BEGIN Dataset

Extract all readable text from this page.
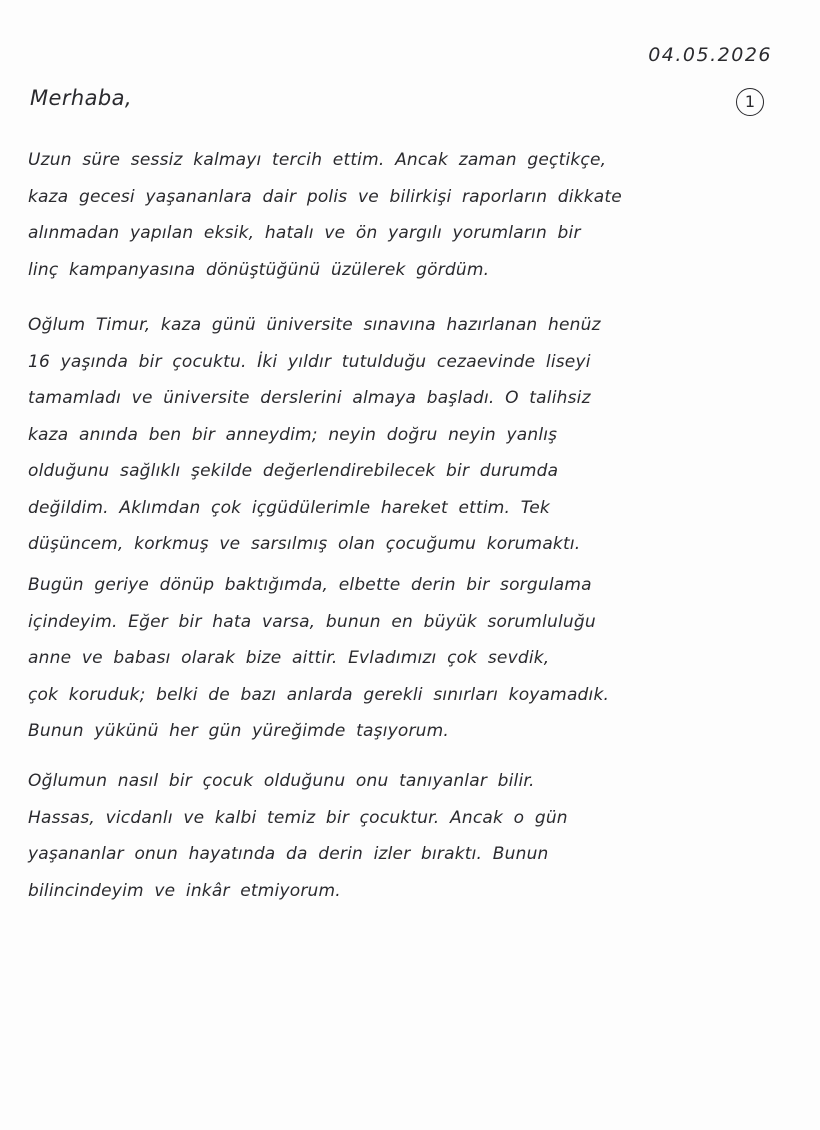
04.05.2026
Merhaba,	1
Uzun süre sessiz kalmayı tercih ettim. Ancak zaman geçtikçe,
kaza gecesi yaşananlara dair polis ve bilirkişi raporların dikkate
alınmadan yapılan eksik, hatalı ve ön yargılı yorumların bir
linç kampanyasına dönüştüğünü üzülerek gördüm.
Oğlum Timur, kaza günü üniversite sınavına hazırlanan henüz
16 yaşında bir çocuktu. İki yıldır tutulduğu cezaevinde liseyi
tamamladı ve üniversite derslerini almaya başladı. O talihsiz
kaza anında ben bir anneydim; neyin doğru neyin yanlış
olduğunu sağlıklı şekilde değerlendirebilecek bir durumda
değildim. Aklımdan çok içgüdülerimle hareket ettim. Tek
düşüncem, korkmuş ve sarsılmış olan çocuğumu korumaktı.
Bugün geriye dönüp baktığımda, elbette derin bir sorgulama
içindeyim. Eğer bir hata varsa, bunun en büyük sorumluluğu
anne ve babası olarak bize aittir. Evladımızı çok sevdik,
çok koruduk; belki de bazı anlarda gerekli sınırları koyamadık.
Bunun yükünü her gün yüreğimde taşıyorum.
Oğlumun nasıl bir çocuk olduğunu onu tanıyanlar bilir.
Hassas, vicdanlı ve kalbi temiz bir çocuktur. Ancak o gün
yaşananlar onun hayatında da derin izler bıraktı. Bunun
bilincindeyim ve inkâr etmiyorum.
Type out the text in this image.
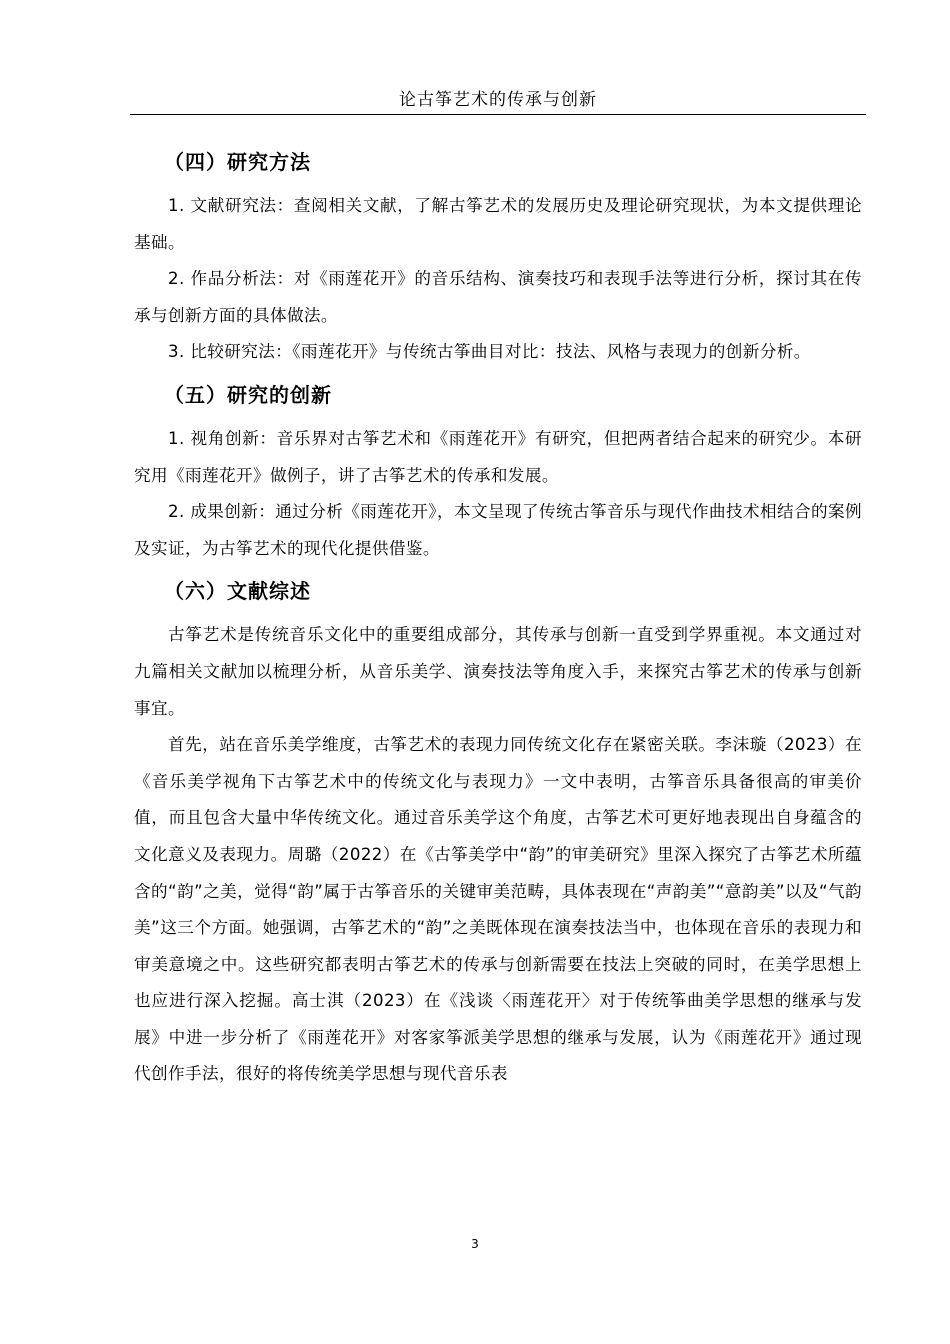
论古筝艺术的传承与创新
（四）研究方法

1. 文献研究法：查阅相关文献，了解古筝艺术的发展历史及理论研究现状，为本文提供理论基础。

2. 作品分析法：对《雨莲花开》的音乐结构、演奏技巧和表现手法等进行分析，探讨其在传承与创新方面的具体做法。

3. 比较研究法：《雨莲花开》与传统古筝曲目对比：技法、风格与表现力的创新分析。

（五）研究的创新

1. 视角创新：音乐界对古筝艺术和《雨莲花开》有研究，但把两者结合起来的研究少。本研究用《雨莲花开》做例子，讲了古筝艺术的传承和发展。

2. 成果创新：通过分析《雨莲花开》，本文呈现了传统古筝音乐与现代作曲技术相结合的案例及实证，为古筝艺术的现代化提供借鉴。

（六）文献综述

古筝艺术是传统音乐文化中的重要组成部分，其传承与创新一直受到学界重视。本文通过对九篇相关文献加以梳理分析，从音乐美学、演奏技法等角度入手，来探究古筝艺术的传承与创新事宜。

首先，站在音乐美学维度，古筝艺术的表现力同传统文化存在紧密关联。李沫璇（2023）在《音乐美学视角下古筝艺术中的传统文化与表现力》一文中表明，古筝音乐具备很高的审美价值，而且包含大量中华传统文化。通过音乐美学这个角度，古筝艺术可更好地表现出自身蕴含的文化意义及表现力。周璐（2022）在《古筝美学中“韵”的审美研究》里深入探究了古筝艺术所蕴含的“韵”之美，觉得“韵”属于古筝音乐的关键审美范畴，具体表现在“声韵美”“意韵美”以及“气韵美”这三个方面。她强调，古筝艺术的“韵”之美既体现在演奏技法当中，也体现在音乐的表现力和审美意境之中。这些研究都表明古筝艺术的传承与创新需要在技法上突破的同时，在美学思想上也应进行深入挖掘。高士淇（2023）在《浅谈〈雨莲花开〉对于传统筝曲美学思想的继承与发展》中进一步分析了《雨莲花开》对客家筝派美学思想的继承与发展，认为《雨莲花开》通过现代创作手法，很好的将传统美学思想与现代音乐表

3
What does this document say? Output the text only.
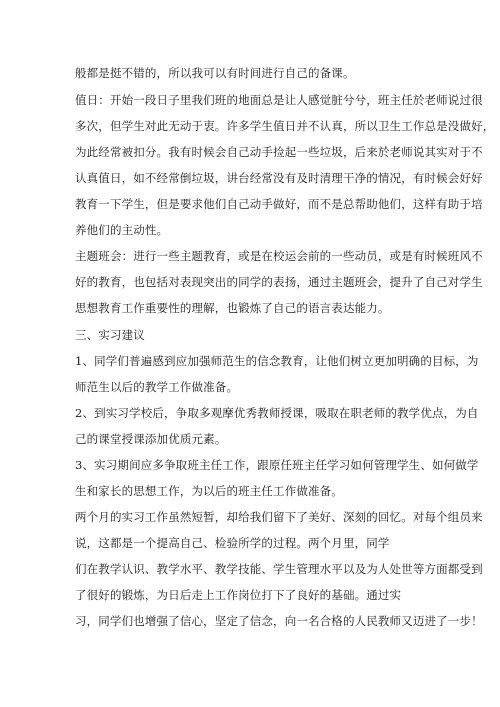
般都是挺不错的，所以我可以有时间进行自己的备课。
值日：开始一段日子里我们班的地面总是让人感觉脏兮兮，班主任於老师说过很
多次，但学生对此无动于衷。许多学生值日并不认真，所以卫生工作总是没做好，
为此经常被扣分。我有时候会自己动手捡起一些垃圾，后来於老师说其实对于不
认真值日，如不经常倒垃圾，讲台经常没有及时清理干净的情况，有时候会好好
教育一下学生，但是要求他们自己动手做好，而不是总帮助他们，这样有助于培
养他们的主动性。
主题班会：进行一些主题教育，或是在校运会前的一些动员，或是有时候班风不
好的教育，也包括对表现突出的同学的表扬，通过主题班会，提升了自己对学生
思想教育工作重要性的理解，也锻炼了自己的语言表达能力。
三、实习建议
1、同学们普遍感到应加强师范生的信念教育，让他们树立更加明确的目标，为
师范生以后的教学工作做准备。
2、到实习学校后，争取多观摩优秀教师授课，吸取在职老师的教学优点，为自
己的课堂授课添加优质元素。
3、实习期间应多争取班主任工作，跟原任班主任学习如何管理学生、如何做学
生和家长的思想工作，为以后的班主任工作做准备。
两个月的实习工作虽然短暂，却给我们留下了美好、深刻的回忆。对每个组员来
说，这都是一个提高自己、检验所学的过程。两个月里，同学
们在教学认识、教学水平、教学技能、学生管理水平以及为人处世等方面都受到
了很好的锻炼，为日后走上工作岗位打下了良好的基础。通过实
习，同学们也增强了信心，坚定了信念，向一名合格的人民教师又迈进了一步！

END Dataset

• **Your goal**
Beginning with the line that contains "What does this" and ending with the last line of the data above, output those lines exactly and nothing more, without any pictures.

• **Task solution**
What does this document say? Output the text only.
般都是挺不错的，所以我可以有时间进行自己的备课。
值日：开始一段日子里我们班的地面总是让人感觉脏兮兮，班主任於老师说过很
多次，但学生对此无动于衷。许多学生值日并不认真，所以卫生工作总是没做好，
为此经常被扣分。我有时候会自己动手捡起一些垃圾，后来於老师说其实对于不
认真值日，如不经常倒垃圾，讲台经常没有及时清理干净的情况，有时候会好好
教育一下学生，但是要求他们自己动手做好，而不是总帮助他们，这样有助于培
养他们的主动性。
主题班会：进行一些主题教育，或是在校运会前的一些动员，或是有时候班风不
好的教育，也包括对表现突出的同学的表扬，通过主题班会，提升了自己对学生
思想教育工作重要性的理解，也锻炼了自己的语言表达能力。
三、实习建议
1、同学们普遍感到应加强师范生的信念教育，让他们树立更加明确的目标，为
师范生以后的教学工作做准备。
2、到实习学校后，争取多观摩优秀教师授课，吸取在职老师的教学优点，为自
己的课堂授课添加优质元素。
3、实习期间应多争取班主任工作，跟原任班主任学习如何管理学生、如何做学
生和家长的思想工作，为以后的班主任工作做准备。
两个月的实习工作虽然短暂，却给我们留下了美好、深刻的回忆。对每个组员来
说，这都是一个提高自己、检验所学的过程。两个月里，同学
们在教学认识、教学水平、教学技能、学生管理水平以及为人处世等方面都受到
了很好的锻炼，为日后走上工作岗位打下了良好的基础。通过实
习，同学们也增强了信心，坚定了信念，向一名合格的人民教师又迈进了一步！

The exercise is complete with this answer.